◆ Recorded information ◆
━━━━━━━━━━━━━━━━━━━━━━━━━━━━━━
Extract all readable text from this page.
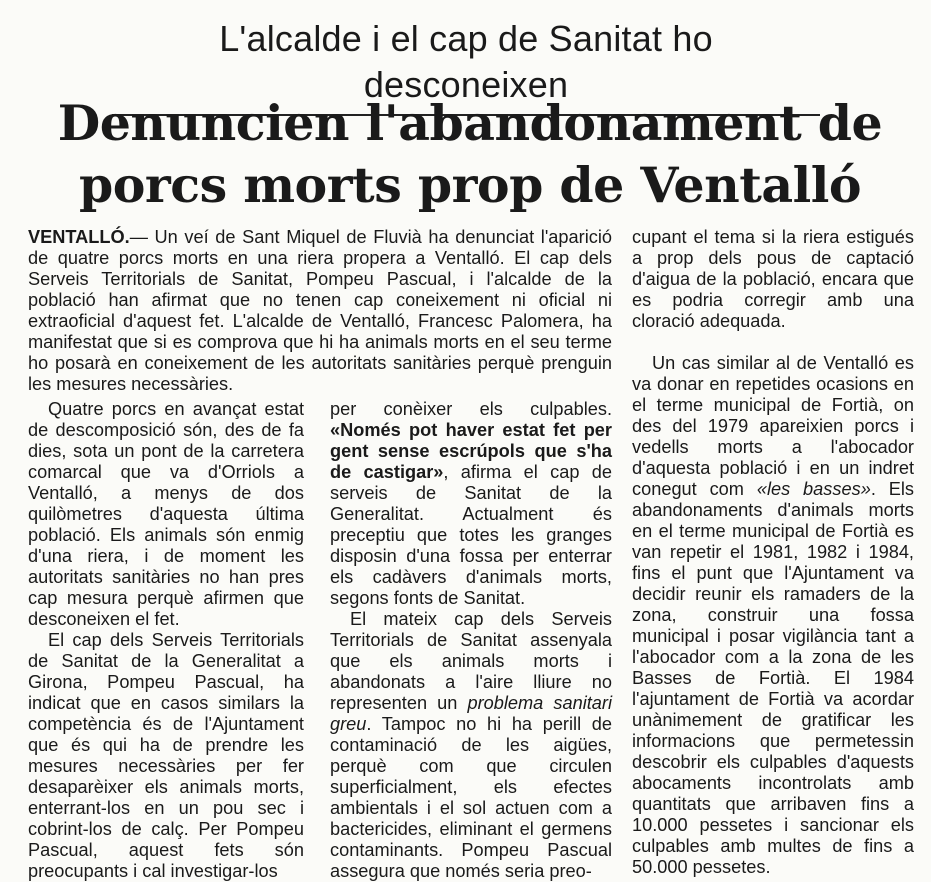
L'alcalde i el cap de Sanitat ho desconeixen
Denuncien l'abandonament de
porcs morts prop de Ventalló

VENTALLÓ.— Un veí de Sant Miquel de Fluvià ha denunciat l'aparició de quatre porcs morts en una riera propera a Ventalló. El cap dels Serveis Territorials de Sanitat, Pompeu Pascual, i l'alcalde de la població han afirmat que no tenen cap coneixement ni oficial ni extraoficial d'aquest fet. L'alcalde de Ventalló, Francesc Palomera, ha manifestat que si es comprova que hi ha animals morts en el seu terme ho posarà en coneixement de les autoritats sanitàries perquè prenguin les mesures necessàries.

Quatre porcs en avançat estat de descomposició són, des de fa dies, sota un pont de la carretera comarcal que va d'Orriols a Ventalló, a menys de dos quilòmetres d'aquesta última població. Els animals són enmig d'una riera, i de moment les autoritats sanitàries no han pres cap mesura perquè afirmen que desconeixen el fet.

El cap dels Serveis Territorials de Sanitat de la Generalitat a Girona, Pompeu Pascual, ha indicat que en casos similars la competència és de l'Ajuntament que és qui ha de prendre les mesures necessàries per fer desaparèixer els animals morts, enterrant-los en un pou sec i cobrint-los de calç. Per Pompeu Pascual, aquest fets són preocupants i cal investigar-los

per conèixer els culpables. «Només pot haver estat fet per gent sense escrúpols que s'ha de castigar», afirma el cap de serveis de Sanitat de la Generalitat. Actualment és preceptiu que totes les granges disposin d'una fossa per enterrar els cadàvers d'animals morts, segons fonts de Sanitat.

El mateix cap dels Serveis Territorials de Sanitat assenyala que els animals morts i abandonats a l'aire lliure no representen un problema sanitari greu. Tampoc no hi ha perill de contaminació de les aigües, perquè com que circulen superficialment, els efectes ambientals i el sol actuen com a bactericides, eliminant el germens contaminants. Pompeu Pascual assegura que només seria preo-

cupant el tema si la riera estigués a prop dels pous de captació d'aigua de la població, encara que es podria corregir amb una cloració adequada.

Un cas similar al de Ventalló es va donar en repetides ocasions en el terme municipal de Fortià, on des del 1979 apareixien porcs i vedells morts a l'abocador d'aquesta població i en un indret conegut com «les basses». Els abandonaments d'animals morts en el terme municipal de Fortià es van repetir el 1981, 1982 i 1984, fins el punt que l'Ajuntament va decidir reunir els ramaders de la zona, construir una fossa municipal i posar vigilància tant a l'abocador com a la zona de les Basses de Fortià. El 1984 l'ajuntament de Fortià va acordar unànimement de gratificar les informacions que permetessin descobrir els culpables d'aquests abocaments incontrolats amb quantitats que arribaven fins a 10.000 pessetes i sancionar els culpables amb multes de fins a 50.000 pessetes.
━━━━━━━━━━━━━━━━━━━━━━━━━━━━━━
◆ Problem description ◆
Restate each line above exactly, keeping pictures out.

◆ Your solution ◆
Extract all readable text from this page.
L'alcalde i el cap de Sanitat ho desconeixen
Denuncien l'abandonament de
porcs morts prop de Ventalló

VENTALLÓ.— Un veí de Sant Miquel de Fluvià ha denunciat l'aparició de quatre porcs morts en una riera propera a Ventalló. El cap dels Serveis Territorials de Sanitat, Pompeu Pascual, i l'alcalde de la població han afirmat que no tenen cap coneixement ni oficial ni extraoficial d'aquest fet. L'alcalde de Ventalló, Francesc Palomera, ha manifestat que si es comprova que hi ha animals morts en el seu terme ho posarà en coneixement de les autoritats sanitàries perquè prenguin les mesures necessàries.

Quatre porcs en avançat estat de descomposició són, des de fa dies, sota un pont de la carretera comarcal que va d'Orriols a Ventalló, a menys de dos quilòmetres d'aquesta última població. Els animals són enmig d'una riera, i de moment les autoritats sanitàries no han pres cap mesura perquè afirmen que desconeixen el fet.

El cap dels Serveis Territorials de Sanitat de la Generalitat a Girona, Pompeu Pascual, ha indicat que en casos similars la competència és de l'Ajuntament que és qui ha de prendre les mesures necessàries per fer desaparèixer els animals morts, enterrant-los en un pou sec i cobrint-los de calç. Per Pompeu Pascual, aquest fets són preocupants i cal investigar-los

per conèixer els culpables. «Només pot haver estat fet per gent sense escrúpols que s'ha de castigar», afirma el cap de serveis de Sanitat de la Generalitat. Actualment és preceptiu que totes les granges disposin d'una fossa per enterrar els cadàvers d'animals morts, segons fonts de Sanitat.

El mateix cap dels Serveis Territorials de Sanitat assenyala que els animals morts i abandonats a l'aire lliure no representen un problema sanitari greu. Tampoc no hi ha perill de contaminació de les aigües, perquè com que circulen superficialment, els efectes ambientals i el sol actuen com a bactericides, eliminant el germens contaminants. Pompeu Pascual assegura que només seria preo-

cupant el tema si la riera estigués a prop dels pous de captació d'aigua de la població, encara que es podria corregir amb una cloració adequada.

Un cas similar al de Ventalló es va donar en repetides ocasions en el terme municipal de Fortià, on des del 1979 apareixien porcs i vedells morts a l'abocador d'aquesta població i en un indret conegut com «les basses». Els abandonaments d'animals morts en el terme municipal de Fortià es van repetir el 1981, 1982 i 1984, fins el punt que l'Ajuntament va decidir reunir els ramaders de la zona, construir una fossa municipal i posar vigilància tant a l'abocador com a la zona de les Basses de Fortià. El 1984 l'ajuntament de Fortià va acordar unànimement de gratificar les informacions que permetessin descobrir els culpables d'aquests abocaments incontrolats amb quantitats que arribaven fins a 10.000 pessetes i sancionar els culpables amb multes de fins a 50.000 pessetes.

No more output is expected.